◆ **Saved entries**
↓↓↓

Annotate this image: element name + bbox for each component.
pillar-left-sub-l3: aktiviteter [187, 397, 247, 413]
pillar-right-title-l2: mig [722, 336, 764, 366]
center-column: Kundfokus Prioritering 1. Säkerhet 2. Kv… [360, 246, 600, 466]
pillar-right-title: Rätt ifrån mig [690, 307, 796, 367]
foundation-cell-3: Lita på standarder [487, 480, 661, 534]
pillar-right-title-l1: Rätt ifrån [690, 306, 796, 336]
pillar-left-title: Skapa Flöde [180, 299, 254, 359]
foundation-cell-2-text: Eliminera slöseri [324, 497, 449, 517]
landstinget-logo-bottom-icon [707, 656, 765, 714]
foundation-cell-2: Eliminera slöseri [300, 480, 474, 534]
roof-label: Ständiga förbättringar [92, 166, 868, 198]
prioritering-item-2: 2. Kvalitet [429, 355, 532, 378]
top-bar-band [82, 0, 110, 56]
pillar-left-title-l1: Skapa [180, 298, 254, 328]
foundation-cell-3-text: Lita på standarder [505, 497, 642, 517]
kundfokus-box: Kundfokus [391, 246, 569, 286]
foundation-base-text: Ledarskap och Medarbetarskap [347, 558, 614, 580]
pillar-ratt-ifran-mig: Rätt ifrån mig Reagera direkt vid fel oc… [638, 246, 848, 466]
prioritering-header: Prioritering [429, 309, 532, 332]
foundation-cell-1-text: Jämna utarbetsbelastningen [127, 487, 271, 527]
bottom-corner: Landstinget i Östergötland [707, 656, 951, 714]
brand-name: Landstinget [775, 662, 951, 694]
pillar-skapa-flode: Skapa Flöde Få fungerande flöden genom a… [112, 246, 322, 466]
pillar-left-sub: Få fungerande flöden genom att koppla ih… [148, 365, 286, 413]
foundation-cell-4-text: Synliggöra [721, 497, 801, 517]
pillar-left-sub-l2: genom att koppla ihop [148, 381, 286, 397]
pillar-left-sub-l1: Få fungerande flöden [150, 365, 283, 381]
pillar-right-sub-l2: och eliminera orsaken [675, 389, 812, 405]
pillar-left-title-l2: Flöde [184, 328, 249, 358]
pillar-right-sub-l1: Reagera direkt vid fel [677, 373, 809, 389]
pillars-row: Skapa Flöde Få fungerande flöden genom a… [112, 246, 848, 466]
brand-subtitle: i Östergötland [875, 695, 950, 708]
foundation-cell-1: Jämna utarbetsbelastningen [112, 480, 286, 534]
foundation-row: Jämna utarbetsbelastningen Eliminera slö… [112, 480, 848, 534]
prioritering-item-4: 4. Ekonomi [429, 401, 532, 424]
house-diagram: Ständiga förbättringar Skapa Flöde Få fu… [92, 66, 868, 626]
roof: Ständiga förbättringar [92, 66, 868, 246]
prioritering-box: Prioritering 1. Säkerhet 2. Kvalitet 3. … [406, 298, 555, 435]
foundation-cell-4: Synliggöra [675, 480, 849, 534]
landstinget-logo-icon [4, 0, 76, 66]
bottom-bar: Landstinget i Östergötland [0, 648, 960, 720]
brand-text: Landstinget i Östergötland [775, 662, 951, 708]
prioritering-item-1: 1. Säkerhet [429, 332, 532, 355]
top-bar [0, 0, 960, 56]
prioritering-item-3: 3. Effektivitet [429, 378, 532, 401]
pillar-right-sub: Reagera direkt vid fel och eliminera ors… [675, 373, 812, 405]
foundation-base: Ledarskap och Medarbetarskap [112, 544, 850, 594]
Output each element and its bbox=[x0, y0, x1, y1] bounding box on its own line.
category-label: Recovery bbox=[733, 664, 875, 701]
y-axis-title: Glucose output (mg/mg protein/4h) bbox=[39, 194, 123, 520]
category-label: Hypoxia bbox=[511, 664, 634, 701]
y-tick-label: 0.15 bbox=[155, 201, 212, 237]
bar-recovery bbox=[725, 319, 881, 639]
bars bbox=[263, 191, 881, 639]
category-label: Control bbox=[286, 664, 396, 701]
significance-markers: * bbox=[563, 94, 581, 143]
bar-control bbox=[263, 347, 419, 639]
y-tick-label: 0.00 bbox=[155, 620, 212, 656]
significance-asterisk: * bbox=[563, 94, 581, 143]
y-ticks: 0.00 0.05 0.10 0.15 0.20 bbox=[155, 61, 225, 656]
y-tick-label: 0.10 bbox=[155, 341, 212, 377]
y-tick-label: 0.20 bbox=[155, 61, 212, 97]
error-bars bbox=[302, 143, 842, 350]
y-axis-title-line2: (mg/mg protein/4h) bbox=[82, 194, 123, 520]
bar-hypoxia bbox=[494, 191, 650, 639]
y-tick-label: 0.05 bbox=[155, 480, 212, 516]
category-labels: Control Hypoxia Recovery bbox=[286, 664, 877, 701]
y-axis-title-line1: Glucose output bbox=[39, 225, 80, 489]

↑↑↑

◆ **WHAT THE TASK REQUIRES**
Whenever the word "Ledarskap" shows up in a line of the entries, copy that line.

◆ **WRITTEN REPLY**
foundation-base-text: Ledarskap och Medarbetarskap [347, 558, 614, 580]
foundation-base: Ledarskap och Medarbetarskap [112, 544, 850, 594]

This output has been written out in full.